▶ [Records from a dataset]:
::::::::

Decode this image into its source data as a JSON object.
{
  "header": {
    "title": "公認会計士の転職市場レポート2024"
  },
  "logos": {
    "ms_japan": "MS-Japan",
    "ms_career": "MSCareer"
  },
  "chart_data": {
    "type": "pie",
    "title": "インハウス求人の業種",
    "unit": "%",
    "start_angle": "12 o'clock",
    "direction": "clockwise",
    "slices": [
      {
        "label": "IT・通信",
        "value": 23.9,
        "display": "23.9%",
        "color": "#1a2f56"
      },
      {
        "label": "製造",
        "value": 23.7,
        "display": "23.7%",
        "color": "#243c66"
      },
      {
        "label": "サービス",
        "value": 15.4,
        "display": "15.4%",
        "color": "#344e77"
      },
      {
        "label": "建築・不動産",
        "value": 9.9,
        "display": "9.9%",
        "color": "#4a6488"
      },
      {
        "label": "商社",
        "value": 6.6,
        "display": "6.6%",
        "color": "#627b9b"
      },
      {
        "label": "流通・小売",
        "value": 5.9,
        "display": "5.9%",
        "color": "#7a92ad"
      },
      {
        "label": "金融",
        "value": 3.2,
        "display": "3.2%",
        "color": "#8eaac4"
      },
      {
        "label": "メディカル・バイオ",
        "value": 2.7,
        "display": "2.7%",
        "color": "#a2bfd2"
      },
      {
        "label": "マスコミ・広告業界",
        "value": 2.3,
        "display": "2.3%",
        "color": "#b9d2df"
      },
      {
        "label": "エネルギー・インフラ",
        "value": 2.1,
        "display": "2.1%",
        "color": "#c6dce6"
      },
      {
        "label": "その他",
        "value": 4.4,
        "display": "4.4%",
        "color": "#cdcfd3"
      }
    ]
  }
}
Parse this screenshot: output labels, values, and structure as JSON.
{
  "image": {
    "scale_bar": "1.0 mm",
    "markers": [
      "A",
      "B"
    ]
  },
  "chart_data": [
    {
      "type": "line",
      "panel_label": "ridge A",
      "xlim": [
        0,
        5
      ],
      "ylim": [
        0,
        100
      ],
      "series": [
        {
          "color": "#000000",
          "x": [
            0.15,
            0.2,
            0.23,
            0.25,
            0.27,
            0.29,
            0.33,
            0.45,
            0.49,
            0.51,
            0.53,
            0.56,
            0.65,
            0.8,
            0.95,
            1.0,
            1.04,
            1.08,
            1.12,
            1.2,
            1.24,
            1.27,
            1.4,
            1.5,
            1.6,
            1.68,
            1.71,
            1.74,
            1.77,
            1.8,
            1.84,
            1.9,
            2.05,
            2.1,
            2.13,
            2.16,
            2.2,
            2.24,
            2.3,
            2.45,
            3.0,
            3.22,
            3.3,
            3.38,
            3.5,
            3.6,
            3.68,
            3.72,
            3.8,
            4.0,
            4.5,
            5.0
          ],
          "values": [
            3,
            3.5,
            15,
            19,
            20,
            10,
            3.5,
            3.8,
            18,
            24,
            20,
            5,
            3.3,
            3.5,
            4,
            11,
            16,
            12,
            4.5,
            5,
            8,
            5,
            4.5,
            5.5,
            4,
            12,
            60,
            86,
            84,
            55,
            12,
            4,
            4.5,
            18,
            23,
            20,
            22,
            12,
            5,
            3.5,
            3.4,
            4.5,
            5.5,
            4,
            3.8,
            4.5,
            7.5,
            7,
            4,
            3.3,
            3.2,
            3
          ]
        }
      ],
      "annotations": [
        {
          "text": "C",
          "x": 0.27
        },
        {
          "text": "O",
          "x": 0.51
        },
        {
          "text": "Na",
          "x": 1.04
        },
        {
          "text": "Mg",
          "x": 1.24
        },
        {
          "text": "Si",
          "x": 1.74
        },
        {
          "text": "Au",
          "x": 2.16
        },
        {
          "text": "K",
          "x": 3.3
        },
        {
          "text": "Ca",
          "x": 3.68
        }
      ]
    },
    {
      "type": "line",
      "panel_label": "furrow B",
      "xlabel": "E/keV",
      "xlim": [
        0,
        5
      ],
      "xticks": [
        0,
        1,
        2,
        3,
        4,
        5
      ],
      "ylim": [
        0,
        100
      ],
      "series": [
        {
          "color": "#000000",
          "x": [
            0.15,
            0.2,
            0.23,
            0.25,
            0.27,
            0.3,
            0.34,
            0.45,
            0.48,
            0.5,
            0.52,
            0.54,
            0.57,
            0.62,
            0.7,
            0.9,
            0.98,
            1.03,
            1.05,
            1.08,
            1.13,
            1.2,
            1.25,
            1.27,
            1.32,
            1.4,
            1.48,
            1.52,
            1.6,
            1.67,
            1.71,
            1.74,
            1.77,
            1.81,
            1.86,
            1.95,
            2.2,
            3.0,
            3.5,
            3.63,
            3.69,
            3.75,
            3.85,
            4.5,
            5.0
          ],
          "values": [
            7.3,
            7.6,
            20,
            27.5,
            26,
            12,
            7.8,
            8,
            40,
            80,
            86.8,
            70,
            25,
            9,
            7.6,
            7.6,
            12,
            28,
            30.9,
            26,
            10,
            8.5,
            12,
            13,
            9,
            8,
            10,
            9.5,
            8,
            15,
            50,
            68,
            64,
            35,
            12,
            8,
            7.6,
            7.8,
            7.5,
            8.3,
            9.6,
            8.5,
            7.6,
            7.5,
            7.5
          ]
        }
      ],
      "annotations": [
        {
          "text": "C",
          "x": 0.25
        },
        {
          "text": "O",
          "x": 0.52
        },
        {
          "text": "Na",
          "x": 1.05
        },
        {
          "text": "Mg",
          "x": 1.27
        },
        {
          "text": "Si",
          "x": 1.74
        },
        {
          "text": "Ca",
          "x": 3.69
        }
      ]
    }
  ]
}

::::::::

▶ [Exercise directions]:
The listing above must be transcribed exactly, line by line.

▶ [Exercise output]:
Decode this image into its source data as a JSON object.
{
  "header": {
    "title": "公認会計士の転職市場レポート2024"
  },
  "logos": {
    "ms_japan": "MS-Japan",
    "ms_career": "MSCareer"
  },
  "chart_data": {
    "type": "pie",
    "title": "インハウス求人の業種",
    "unit": "%",
    "start_angle": "12 o'clock",
    "direction": "clockwise",
    "slices": [
      {
        "label": "IT・通信",
        "value": 23.9,
        "display": "23.9%",
        "color": "#1a2f56"
      },
      {
        "label": "製造",
        "value": 23.7,
        "display": "23.7%",
        "color": "#243c66"
      },
      {
        "label": "サービス",
        "value": 15.4,
        "display": "15.4%",
        "color": "#344e77"
      },
      {
        "label": "建築・不動産",
        "value": 9.9,
        "display": "9.9%",
        "color": "#4a6488"
      },
      {
        "label": "商社",
        "value": 6.6,
        "display": "6.6%",
        "color": "#627b9b"
      },
      {
        "label": "流通・小売",
        "value": 5.9,
        "display": "5.9%",
        "color": "#7a92ad"
      },
      {
        "label": "金融",
        "value": 3.2,
        "display": "3.2%",
        "color": "#8eaac4"
      },
      {
        "label": "メディカル・バイオ",
        "value": 2.7,
        "display": "2.7%",
        "color": "#a2bfd2"
      },
      {
        "label": "マスコミ・広告業界",
        "value": 2.3,
        "display": "2.3%",
        "color": "#b9d2df"
      },
      {
        "label": "エネルギー・インフラ",
        "value": 2.1,
        "display": "2.1%",
        "color": "#c6dce6"
      },
      {
        "label": "その他",
        "value": 4.4,
        "display": "4.4%",
        "color": "#cdcfd3"
      }
    ]
  }
}
Parse this screenshot: output labels, values, and structure as JSON.
{
  "image": {
    "scale_bar": "1.0 mm",
    "markers": [
      "A",
      "B"
    ]
  },
  "chart_data": [
    {
      "type": "line",
      "panel_label": "ridge A",
      "xlim": [
        0,
        5
      ],
      "ylim": [
        0,
        100
      ],
      "series": [
        {
          "color": "#000000",
          "x": [
            0.15,
            0.2,
            0.23,
            0.25,
            0.27,
            0.29,
            0.33,
            0.45,
            0.49,
            0.51,
            0.53,
            0.56,
            0.65,
            0.8,
            0.95,
            1.0,
            1.04,
            1.08,
            1.12,
            1.2,
            1.24,
            1.27,
            1.4,
            1.5,
            1.6,
            1.68,
            1.71,
            1.74,
            1.77,
            1.8,
            1.84,
            1.9,
            2.05,
            2.1,
            2.13,
            2.16,
            2.2,
            2.24,
            2.3,
            2.45,
            3.0,
            3.22,
            3.3,
            3.38,
            3.5,
            3.6,
            3.68,
            3.72,
            3.8,
            4.0,
            4.5,
            5.0
          ],
          "values": [
            3,
            3.5,
            15,
            19,
            20,
            10,
            3.5,
            3.8,
            18,
            24,
            20,
            5,
            3.3,
            3.5,
            4,
            11,
            16,
            12,
            4.5,
            5,
            8,
            5,
            4.5,
            5.5,
            4,
            12,
            60,
            86,
            84,
            55,
            12,
            4,
            4.5,
            18,
            23,
            20,
            22,
            12,
            5,
            3.5,
            3.4,
            4.5,
            5.5,
            4,
            3.8,
            4.5,
            7.5,
            7,
            4,
            3.3,
            3.2,
            3
          ]
        }
      ],
      "annotations": [
        {
          "text": "C",
          "x": 0.27
        },
        {
          "text": "O",
          "x": 0.51
        },
        {
          "text": "Na",
          "x": 1.04
        },
        {
          "text": "Mg",
          "x": 1.24
        },
        {
          "text": "Si",
          "x": 1.74
        },
        {
          "text": "Au",
          "x": 2.16
        },
        {
          "text": "K",
          "x": 3.3
        },
        {
          "text": "Ca",
          "x": 3.68
        }
      ]
    },
    {
      "type": "line",
      "panel_label": "furrow B",
      "xlabel": "E/keV",
      "xlim": [
        0,
        5
      ],
      "xticks": [
        0,
        1,
        2,
        3,
        4,
        5
      ],
      "ylim": [
        0,
        100
      ],
      "series": [
        {
          "color": "#000000",
          "x": [
            0.15,
            0.2,
            0.23,
            0.25,
            0.27,
            0.3,
            0.34,
            0.45,
            0.48,
            0.5,
            0.52,
            0.54,
            0.57,
            0.62,
            0.7,
            0.9,
            0.98,
            1.03,
            1.05,
            1.08,
            1.13,
            1.2,
            1.25,
            1.27,
            1.32,
            1.4,
            1.48,
            1.52,
            1.6,
            1.67,
            1.71,
            1.74,
            1.77,
            1.81,
            1.86,
            1.95,
            2.2,
            3.0,
            3.5,
            3.63,
            3.69,
            3.75,
            3.85,
            4.5,
            5.0
          ],
          "values": [
            7.3,
            7.6,
            20,
            27.5,
            26,
            12,
            7.8,
            8,
            40,
            80,
            86.8,
            70,
            25,
            9,
            7.6,
            7.6,
            12,
            28,
            30.9,
            26,
            10,
            8.5,
            12,
            13,
            9,
            8,
            10,
            9.5,
            8,
            15,
            50,
            68,
            64,
            35,
            12,
            8,
            7.6,
            7.8,
            7.5,
            8.3,
            9.6,
            8.5,
            7.6,
            7.5,
            7.5
          ]
        }
      ],
      "annotations": [
        {
          "text": "C",
          "x": 0.25
        },
        {
          "text": "O",
          "x": 0.52
        },
        {
          "text": "Na",
          "x": 1.05
        },
        {
          "text": "Mg",
          "x": 1.27
        },
        {
          "text": "Si",
          "x": 1.74
        },
        {
          "text": "Ca",
          "x": 3.69
        }
      ]
    }
  ]
}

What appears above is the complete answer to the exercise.